Make an exact copy of the entries, and keep any pictures out of it.

──────── Exercise material

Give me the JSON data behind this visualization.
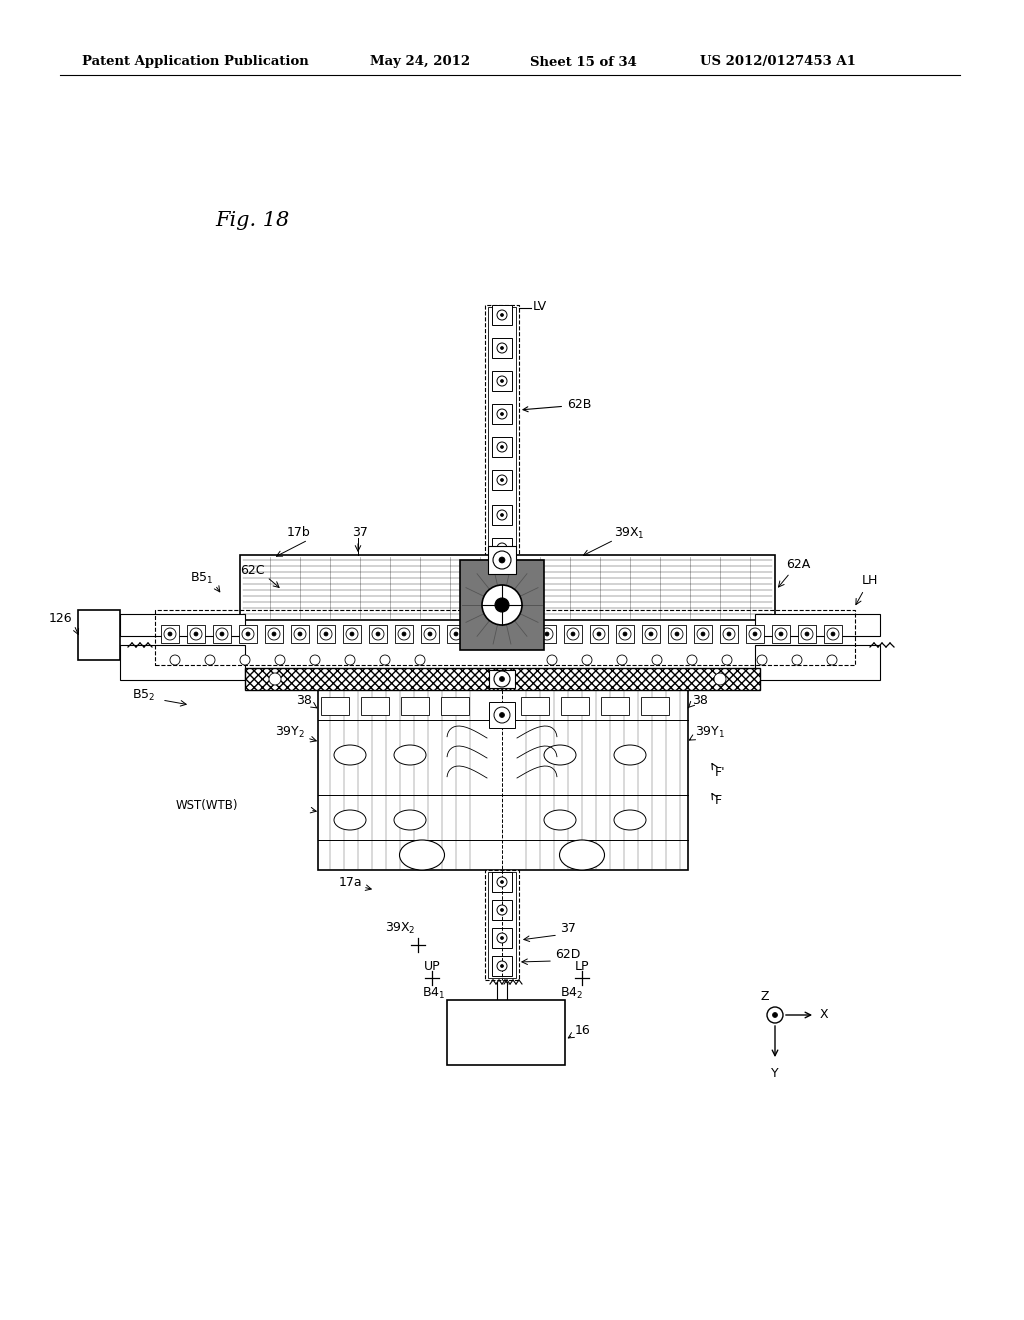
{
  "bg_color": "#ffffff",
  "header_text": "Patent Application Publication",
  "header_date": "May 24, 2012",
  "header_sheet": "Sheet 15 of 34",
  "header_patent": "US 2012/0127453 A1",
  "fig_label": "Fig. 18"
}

────────────────

• **Complete answer**:
Give me the JSON data behind this visualization.
{
  "bg_color": "#ffffff",
  "header_text": "Patent Application Publication",
  "header_date": "May 24, 2012",
  "header_sheet": "Sheet 15 of 34",
  "header_patent": "US 2012/0127453 A1",
  "fig_label": "Fig. 18"
}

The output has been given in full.